## [EXERCISE INSTRUCTIONS]
In the data below, find the line containing "Enumerate this screenshot's"; reproduce that line and all subsequent lines exactly, and nothing else.
● ● ● ● ● ● ●
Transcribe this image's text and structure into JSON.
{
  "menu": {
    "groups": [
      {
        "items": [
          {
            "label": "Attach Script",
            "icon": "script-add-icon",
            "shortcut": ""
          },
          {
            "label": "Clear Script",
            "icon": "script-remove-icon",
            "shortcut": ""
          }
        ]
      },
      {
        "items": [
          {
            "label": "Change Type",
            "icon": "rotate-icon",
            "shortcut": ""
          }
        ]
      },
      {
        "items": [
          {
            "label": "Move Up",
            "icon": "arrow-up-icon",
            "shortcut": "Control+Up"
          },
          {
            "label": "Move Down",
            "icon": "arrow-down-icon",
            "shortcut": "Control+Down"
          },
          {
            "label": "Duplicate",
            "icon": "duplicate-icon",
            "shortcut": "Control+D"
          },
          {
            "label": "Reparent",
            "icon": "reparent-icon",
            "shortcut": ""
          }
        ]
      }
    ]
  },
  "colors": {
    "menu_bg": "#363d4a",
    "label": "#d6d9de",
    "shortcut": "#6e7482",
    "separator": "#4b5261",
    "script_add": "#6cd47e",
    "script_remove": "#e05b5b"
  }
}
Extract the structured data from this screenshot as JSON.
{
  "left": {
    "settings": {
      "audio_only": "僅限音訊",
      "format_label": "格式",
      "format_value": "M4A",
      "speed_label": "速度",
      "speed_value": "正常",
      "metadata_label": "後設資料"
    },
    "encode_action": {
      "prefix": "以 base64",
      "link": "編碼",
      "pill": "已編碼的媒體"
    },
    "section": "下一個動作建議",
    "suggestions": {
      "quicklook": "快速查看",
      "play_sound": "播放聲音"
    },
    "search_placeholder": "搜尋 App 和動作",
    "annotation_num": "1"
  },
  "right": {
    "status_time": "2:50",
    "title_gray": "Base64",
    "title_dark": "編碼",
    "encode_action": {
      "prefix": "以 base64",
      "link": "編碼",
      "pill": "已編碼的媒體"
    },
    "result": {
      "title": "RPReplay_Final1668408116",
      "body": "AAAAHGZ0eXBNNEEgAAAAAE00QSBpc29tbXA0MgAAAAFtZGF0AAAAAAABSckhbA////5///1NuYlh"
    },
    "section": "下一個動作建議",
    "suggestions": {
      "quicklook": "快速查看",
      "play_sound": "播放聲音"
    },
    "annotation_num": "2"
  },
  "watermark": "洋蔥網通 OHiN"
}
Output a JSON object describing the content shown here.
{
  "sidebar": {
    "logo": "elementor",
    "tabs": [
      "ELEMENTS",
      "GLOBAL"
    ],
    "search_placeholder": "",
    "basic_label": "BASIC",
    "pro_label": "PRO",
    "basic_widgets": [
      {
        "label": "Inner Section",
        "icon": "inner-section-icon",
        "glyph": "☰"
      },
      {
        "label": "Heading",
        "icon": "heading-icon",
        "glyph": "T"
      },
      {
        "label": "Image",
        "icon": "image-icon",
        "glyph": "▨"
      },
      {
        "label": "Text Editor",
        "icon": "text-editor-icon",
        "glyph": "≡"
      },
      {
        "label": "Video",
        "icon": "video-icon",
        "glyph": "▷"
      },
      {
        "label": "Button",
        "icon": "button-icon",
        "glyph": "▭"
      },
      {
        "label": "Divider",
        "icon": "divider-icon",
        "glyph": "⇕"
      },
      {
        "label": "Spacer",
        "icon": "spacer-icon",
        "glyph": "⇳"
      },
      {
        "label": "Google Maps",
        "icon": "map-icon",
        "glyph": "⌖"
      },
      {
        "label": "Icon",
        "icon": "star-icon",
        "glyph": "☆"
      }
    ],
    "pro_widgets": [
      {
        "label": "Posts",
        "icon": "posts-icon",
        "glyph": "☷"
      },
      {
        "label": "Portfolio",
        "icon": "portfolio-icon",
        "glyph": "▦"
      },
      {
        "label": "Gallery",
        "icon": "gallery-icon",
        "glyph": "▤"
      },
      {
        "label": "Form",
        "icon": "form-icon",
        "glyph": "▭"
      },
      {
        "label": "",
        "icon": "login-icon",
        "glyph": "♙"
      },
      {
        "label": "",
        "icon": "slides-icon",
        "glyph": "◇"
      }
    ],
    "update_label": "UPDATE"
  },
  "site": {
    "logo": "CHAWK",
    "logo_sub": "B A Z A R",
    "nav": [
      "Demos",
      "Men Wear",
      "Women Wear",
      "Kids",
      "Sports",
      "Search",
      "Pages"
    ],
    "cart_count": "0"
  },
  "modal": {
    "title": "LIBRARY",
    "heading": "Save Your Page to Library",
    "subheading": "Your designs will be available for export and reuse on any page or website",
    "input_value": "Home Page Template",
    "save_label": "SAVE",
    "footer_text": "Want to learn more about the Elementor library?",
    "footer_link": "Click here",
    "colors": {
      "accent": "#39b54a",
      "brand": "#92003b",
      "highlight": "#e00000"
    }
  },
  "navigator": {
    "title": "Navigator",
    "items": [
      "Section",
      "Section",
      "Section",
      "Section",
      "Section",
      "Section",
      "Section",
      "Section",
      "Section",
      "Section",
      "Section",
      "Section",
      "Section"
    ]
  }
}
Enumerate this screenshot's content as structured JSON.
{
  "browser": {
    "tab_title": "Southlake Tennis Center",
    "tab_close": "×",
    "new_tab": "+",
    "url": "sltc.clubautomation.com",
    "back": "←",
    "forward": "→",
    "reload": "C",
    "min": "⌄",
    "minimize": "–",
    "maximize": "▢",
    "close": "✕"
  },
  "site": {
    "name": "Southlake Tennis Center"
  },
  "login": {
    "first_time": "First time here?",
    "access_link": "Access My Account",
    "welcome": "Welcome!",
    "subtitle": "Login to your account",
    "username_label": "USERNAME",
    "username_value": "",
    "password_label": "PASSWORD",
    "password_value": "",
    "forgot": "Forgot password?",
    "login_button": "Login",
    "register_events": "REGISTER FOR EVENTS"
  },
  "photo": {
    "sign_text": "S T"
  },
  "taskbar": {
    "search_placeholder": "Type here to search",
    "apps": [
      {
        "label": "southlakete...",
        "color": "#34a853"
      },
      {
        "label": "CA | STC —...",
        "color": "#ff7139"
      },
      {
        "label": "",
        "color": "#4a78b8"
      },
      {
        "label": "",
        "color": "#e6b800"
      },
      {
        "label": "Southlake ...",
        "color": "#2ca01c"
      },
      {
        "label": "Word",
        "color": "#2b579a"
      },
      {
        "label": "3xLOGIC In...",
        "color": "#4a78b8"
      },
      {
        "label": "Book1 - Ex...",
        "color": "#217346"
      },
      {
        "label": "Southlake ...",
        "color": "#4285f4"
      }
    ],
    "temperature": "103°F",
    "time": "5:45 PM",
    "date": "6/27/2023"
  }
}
● ● ● ● ● ● ●
## [TASK SOLUTION]
Enumerate this screenshot's content as structured JSON.
{
  "browser": {
    "tab_title": "Southlake Tennis Center",
    "tab_close": "×",
    "new_tab": "+",
    "url": "sltc.clubautomation.com",
    "back": "←",
    "forward": "→",
    "reload": "C",
    "min": "⌄",
    "minimize": "–",
    "maximize": "▢",
    "close": "✕"
  },
  "site": {
    "name": "Southlake Tennis Center"
  },
  "login": {
    "first_time": "First time here?",
    "access_link": "Access My Account",
    "welcome": "Welcome!",
    "subtitle": "Login to your account",
    "username_label": "USERNAME",
    "username_value": "",
    "password_label": "PASSWORD",
    "password_value": "",
    "forgot": "Forgot password?",
    "login_button": "Login",
    "register_events": "REGISTER FOR EVENTS"
  },
  "photo": {
    "sign_text": "S T"
  },
  "taskbar": {
    "search_placeholder": "Type here to search",
    "apps": [
      {
        "label": "southlakete...",
        "color": "#34a853"
      },
      {
        "label": "CA | STC —...",
        "color": "#ff7139"
      },
      {
        "label": "",
        "color": "#4a78b8"
      },
      {
        "label": "",
        "color": "#e6b800"
      },
      {
        "label": "Southlake ...",
        "color": "#2ca01c"
      },
      {
        "label": "Word",
        "color": "#2b579a"
      },
      {
        "label": "3xLOGIC In...",
        "color": "#4a78b8"
      },
      {
        "label": "Book1 - Ex...",
        "color": "#217346"
      },
      {
        "label": "Southlake ...",
        "color": "#4285f4"
      }
    ],
    "temperature": "103°F",
    "time": "5:45 PM",
    "date": "6/27/2023"
  }
}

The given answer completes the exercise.